Do this >> List, from the lines below, each one with "Published" in it.

[Rows from a dataset]

## Begin

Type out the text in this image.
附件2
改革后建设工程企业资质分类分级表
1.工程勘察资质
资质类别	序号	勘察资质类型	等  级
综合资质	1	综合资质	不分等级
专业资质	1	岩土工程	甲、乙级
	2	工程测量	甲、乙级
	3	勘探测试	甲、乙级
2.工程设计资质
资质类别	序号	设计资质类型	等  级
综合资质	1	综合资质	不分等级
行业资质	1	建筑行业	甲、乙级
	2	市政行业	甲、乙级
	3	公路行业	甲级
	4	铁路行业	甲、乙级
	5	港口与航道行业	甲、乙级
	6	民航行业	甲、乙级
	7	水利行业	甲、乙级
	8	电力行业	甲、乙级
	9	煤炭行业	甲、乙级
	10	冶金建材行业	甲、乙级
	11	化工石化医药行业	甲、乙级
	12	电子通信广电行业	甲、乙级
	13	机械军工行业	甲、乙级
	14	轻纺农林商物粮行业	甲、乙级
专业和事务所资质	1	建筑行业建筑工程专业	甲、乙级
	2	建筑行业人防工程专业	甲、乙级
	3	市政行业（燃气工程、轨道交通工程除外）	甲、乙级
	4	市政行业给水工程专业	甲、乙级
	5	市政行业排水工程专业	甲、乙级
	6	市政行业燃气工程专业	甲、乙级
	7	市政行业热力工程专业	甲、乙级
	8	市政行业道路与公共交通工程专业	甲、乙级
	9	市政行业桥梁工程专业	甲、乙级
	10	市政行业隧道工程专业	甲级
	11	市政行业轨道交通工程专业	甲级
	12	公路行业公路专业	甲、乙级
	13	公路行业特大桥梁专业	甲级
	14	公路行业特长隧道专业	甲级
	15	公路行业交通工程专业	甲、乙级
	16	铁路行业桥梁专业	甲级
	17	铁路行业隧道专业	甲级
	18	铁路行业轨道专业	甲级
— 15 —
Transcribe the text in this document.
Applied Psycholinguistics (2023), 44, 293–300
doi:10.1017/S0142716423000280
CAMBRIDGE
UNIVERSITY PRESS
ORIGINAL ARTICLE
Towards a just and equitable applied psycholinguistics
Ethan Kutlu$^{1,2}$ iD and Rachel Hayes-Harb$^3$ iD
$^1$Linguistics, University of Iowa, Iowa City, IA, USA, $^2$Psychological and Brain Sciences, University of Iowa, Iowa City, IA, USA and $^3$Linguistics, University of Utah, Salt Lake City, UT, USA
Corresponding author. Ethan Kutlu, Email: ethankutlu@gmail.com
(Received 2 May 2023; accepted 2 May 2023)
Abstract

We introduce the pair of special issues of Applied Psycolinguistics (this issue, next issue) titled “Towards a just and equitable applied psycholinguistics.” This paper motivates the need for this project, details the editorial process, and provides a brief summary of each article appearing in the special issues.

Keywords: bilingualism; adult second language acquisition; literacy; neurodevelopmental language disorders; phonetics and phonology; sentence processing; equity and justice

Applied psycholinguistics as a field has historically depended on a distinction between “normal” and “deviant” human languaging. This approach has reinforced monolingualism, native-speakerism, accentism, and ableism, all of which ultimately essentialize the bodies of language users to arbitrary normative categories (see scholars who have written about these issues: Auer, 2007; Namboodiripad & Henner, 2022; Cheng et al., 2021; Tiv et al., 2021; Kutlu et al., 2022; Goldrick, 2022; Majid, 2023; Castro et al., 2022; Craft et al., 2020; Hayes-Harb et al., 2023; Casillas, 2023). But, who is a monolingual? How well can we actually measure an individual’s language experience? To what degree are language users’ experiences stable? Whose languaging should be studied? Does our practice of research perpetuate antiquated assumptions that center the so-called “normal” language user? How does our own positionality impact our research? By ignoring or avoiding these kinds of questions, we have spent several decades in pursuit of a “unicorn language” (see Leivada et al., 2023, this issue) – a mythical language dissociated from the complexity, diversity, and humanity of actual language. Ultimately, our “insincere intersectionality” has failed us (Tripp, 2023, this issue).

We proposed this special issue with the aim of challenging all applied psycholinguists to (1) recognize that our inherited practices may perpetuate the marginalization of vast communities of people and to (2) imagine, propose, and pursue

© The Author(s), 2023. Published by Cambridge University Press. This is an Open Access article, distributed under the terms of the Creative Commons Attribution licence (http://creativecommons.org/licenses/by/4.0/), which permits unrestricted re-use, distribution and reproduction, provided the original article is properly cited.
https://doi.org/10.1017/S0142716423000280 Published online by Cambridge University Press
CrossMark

## End

The answer >>
© The Author(s), 2023. Published by Cambridge University Press. This is an Open Access article, distributed under the terms of the Creative Commons Attribution licence (http://creativecommons.org/licenses/by/4.0/), which permits unrestricted re-use, distribution and reproduction, provided the original article is properly cited.
https://doi.org/10.1017/S0142716423000280 Published online by Cambridge University Press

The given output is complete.